* Start *
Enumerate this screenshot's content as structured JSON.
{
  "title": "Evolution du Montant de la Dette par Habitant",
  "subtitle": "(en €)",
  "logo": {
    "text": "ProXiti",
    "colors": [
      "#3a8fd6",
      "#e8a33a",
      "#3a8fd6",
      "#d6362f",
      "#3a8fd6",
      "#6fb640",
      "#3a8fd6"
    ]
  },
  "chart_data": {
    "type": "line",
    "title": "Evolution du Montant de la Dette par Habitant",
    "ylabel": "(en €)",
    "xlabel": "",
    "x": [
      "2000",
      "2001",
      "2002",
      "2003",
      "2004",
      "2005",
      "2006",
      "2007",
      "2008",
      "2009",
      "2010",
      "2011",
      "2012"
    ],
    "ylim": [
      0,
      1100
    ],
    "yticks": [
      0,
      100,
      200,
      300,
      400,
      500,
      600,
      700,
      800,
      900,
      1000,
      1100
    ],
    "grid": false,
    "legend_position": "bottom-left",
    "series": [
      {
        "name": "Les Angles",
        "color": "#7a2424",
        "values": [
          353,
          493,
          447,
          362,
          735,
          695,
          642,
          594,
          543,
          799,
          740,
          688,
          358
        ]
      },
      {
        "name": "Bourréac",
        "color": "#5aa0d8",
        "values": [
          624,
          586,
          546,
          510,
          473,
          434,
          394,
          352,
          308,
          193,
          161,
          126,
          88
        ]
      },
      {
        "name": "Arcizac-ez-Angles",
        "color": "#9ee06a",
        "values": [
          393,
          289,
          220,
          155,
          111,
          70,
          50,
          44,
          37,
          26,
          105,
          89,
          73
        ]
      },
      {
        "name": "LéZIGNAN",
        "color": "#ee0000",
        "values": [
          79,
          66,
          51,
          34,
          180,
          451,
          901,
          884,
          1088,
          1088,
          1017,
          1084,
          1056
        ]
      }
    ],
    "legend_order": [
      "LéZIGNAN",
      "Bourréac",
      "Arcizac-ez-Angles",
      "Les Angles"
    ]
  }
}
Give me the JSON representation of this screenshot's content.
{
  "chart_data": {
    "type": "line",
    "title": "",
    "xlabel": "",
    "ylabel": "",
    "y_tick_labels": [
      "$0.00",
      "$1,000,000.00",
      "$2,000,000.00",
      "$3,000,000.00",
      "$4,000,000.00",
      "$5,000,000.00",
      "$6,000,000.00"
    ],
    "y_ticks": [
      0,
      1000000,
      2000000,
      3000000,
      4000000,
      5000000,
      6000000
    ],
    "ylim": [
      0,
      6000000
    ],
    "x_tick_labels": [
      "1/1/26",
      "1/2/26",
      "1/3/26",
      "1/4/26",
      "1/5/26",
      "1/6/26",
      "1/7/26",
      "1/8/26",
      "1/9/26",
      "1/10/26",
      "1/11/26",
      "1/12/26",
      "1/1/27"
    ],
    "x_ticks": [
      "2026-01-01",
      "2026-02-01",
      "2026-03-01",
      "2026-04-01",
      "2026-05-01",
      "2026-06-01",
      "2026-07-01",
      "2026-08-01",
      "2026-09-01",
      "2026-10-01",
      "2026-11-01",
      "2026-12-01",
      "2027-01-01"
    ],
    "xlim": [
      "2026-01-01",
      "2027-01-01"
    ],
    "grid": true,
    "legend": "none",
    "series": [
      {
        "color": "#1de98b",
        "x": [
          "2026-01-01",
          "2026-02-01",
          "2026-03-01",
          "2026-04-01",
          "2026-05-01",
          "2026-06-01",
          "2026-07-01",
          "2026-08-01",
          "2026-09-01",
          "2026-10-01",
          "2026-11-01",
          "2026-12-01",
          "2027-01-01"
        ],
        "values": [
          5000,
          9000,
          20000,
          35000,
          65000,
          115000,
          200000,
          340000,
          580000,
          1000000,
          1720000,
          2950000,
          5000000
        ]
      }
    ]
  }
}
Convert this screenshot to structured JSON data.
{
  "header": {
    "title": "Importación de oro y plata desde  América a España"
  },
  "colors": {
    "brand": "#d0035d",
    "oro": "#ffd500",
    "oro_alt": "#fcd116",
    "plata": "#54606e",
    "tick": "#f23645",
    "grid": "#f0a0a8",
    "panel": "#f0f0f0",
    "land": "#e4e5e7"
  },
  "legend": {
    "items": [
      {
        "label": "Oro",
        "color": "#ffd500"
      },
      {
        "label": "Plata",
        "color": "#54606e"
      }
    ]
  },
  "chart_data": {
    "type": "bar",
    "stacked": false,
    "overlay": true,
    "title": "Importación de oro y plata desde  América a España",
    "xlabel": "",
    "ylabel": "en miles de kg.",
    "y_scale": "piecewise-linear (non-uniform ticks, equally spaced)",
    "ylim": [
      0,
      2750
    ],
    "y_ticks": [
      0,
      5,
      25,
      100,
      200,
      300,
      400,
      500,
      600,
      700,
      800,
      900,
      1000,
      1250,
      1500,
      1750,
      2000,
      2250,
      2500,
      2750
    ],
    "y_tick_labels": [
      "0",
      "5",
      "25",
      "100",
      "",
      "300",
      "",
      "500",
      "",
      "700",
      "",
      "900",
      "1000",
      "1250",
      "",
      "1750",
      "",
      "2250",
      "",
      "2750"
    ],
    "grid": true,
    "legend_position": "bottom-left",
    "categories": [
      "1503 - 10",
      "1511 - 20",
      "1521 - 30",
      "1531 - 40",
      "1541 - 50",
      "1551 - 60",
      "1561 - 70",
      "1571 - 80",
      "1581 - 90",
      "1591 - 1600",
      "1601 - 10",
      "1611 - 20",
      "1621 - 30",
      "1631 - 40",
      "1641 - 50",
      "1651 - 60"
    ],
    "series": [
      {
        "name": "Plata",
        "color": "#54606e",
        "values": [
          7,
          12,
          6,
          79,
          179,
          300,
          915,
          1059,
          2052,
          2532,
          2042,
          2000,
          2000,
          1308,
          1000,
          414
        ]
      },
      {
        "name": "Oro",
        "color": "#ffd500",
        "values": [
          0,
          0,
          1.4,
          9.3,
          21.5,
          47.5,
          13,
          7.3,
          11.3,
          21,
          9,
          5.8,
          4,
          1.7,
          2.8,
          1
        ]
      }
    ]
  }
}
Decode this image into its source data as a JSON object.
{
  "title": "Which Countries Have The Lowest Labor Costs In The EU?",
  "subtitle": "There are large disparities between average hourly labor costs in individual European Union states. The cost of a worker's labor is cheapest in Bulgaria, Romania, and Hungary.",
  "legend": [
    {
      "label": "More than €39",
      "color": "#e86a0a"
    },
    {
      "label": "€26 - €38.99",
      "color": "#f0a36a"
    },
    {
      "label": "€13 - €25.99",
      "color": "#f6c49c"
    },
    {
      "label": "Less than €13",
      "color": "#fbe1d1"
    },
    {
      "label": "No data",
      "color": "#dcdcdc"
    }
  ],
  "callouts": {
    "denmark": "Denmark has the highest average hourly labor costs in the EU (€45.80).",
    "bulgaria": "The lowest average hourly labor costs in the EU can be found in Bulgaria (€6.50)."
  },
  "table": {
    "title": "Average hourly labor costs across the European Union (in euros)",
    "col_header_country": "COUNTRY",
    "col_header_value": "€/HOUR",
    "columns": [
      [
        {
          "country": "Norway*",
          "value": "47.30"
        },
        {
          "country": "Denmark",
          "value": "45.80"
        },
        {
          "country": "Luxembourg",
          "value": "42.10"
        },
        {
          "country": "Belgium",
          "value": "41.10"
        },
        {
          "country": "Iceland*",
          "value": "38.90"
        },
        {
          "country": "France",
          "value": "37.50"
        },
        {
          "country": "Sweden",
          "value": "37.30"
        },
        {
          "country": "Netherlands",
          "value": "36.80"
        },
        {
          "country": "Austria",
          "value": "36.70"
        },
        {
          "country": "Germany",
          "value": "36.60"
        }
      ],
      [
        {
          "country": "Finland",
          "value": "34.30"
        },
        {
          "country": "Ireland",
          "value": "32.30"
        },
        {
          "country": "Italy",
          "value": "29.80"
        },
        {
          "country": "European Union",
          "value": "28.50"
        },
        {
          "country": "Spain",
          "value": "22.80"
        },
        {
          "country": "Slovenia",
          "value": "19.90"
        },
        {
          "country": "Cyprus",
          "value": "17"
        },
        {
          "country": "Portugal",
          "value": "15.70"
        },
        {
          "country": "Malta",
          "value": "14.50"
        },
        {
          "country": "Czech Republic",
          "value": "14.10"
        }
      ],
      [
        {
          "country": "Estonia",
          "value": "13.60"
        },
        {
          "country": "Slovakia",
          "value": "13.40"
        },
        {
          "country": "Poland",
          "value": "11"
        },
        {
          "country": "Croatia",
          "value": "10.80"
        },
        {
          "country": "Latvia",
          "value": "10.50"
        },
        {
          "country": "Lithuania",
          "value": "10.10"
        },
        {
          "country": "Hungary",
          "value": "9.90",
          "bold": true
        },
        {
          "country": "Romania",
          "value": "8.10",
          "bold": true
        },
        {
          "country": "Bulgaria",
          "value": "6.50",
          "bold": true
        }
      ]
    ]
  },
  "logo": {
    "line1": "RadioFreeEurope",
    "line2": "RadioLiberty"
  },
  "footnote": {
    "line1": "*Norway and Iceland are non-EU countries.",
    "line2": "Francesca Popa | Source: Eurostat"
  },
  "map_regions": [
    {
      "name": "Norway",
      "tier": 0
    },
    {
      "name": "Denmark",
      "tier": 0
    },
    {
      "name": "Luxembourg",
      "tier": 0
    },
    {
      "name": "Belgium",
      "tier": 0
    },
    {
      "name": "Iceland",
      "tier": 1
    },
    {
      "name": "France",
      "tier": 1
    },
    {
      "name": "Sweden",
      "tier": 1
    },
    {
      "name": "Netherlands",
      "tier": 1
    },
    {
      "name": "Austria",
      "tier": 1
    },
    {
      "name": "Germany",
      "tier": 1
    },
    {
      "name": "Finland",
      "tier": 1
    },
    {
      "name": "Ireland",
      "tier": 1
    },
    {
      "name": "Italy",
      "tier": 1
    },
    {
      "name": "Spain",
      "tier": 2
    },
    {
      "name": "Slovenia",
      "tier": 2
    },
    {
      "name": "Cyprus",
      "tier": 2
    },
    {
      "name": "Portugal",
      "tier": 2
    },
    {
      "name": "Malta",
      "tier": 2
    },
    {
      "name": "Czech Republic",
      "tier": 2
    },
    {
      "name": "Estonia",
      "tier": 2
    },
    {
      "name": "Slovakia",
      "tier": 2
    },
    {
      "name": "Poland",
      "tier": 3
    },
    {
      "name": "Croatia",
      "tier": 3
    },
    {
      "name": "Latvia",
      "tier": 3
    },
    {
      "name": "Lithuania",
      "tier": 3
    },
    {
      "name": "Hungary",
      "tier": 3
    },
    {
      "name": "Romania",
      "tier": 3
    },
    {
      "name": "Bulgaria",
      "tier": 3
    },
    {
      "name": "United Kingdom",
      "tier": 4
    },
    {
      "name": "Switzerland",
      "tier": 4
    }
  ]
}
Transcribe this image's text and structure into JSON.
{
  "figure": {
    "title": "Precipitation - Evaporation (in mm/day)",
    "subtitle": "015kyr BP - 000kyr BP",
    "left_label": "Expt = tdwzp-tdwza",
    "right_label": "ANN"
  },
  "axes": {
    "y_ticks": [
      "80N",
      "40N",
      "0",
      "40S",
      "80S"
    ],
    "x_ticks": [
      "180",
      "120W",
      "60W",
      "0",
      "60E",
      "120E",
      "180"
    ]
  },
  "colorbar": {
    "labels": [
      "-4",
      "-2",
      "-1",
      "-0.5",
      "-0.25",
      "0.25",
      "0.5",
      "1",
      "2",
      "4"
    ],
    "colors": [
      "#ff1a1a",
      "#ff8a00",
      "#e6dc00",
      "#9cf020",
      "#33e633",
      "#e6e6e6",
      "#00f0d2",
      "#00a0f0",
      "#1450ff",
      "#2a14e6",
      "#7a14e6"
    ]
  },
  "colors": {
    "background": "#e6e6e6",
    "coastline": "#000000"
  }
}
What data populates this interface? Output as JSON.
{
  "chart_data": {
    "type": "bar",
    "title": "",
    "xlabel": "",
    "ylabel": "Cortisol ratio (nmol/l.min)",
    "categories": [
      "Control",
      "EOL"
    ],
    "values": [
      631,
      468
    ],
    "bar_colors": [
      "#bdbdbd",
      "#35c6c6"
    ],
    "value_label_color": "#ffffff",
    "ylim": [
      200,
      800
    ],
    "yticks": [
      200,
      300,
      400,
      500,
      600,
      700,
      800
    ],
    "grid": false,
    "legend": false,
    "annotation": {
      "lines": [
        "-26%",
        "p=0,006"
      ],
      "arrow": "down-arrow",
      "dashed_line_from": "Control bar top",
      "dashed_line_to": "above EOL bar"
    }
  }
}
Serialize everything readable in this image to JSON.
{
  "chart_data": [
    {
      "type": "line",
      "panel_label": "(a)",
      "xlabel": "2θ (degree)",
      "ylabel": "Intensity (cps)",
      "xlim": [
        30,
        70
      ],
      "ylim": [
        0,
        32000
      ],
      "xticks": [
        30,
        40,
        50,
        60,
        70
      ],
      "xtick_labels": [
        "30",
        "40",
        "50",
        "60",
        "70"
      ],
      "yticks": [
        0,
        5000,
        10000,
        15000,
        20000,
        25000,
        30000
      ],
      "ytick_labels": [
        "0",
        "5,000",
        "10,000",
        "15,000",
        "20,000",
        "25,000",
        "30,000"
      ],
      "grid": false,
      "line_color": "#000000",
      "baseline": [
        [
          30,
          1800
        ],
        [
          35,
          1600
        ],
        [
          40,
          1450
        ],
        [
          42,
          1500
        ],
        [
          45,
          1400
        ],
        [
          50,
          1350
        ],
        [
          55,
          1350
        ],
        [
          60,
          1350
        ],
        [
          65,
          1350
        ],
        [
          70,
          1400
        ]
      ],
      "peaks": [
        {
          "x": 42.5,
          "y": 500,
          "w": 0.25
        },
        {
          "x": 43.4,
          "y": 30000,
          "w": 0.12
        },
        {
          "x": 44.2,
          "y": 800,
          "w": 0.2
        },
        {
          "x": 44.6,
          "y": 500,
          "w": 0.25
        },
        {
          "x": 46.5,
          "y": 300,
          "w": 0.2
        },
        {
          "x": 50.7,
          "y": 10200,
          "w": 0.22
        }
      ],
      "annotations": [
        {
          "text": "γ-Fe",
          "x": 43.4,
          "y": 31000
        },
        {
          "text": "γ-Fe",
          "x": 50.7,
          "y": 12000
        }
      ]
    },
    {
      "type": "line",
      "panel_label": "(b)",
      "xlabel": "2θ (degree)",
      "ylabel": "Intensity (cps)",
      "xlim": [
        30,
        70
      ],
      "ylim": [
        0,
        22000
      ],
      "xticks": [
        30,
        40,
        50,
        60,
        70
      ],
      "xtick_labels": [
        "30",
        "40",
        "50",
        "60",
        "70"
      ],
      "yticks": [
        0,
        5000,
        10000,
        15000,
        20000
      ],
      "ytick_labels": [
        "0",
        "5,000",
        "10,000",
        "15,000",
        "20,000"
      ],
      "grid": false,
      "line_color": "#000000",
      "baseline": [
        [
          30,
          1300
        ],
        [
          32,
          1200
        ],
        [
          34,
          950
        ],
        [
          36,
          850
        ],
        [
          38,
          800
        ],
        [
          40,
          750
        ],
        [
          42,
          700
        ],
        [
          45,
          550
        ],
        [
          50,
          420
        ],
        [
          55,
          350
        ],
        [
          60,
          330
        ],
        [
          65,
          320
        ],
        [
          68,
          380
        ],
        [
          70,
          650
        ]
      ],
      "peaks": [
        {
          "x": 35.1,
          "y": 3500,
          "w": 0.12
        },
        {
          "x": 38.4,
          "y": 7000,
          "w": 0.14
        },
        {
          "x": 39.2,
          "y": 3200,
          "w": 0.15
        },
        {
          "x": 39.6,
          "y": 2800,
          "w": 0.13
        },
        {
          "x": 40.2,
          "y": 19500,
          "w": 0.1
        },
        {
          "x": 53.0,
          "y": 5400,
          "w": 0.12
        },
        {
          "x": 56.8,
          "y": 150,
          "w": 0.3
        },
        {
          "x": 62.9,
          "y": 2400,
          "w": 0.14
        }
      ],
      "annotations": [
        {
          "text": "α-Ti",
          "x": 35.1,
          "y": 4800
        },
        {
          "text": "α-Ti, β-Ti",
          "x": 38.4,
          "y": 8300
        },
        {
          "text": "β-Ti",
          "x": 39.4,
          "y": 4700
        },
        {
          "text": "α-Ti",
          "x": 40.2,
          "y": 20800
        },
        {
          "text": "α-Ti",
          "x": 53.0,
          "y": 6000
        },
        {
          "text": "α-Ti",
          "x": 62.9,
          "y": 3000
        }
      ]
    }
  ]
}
* End *
Objective >> Say how many lines in the entries contain the string "Evolution", and say nothing else.

Completed task >> 2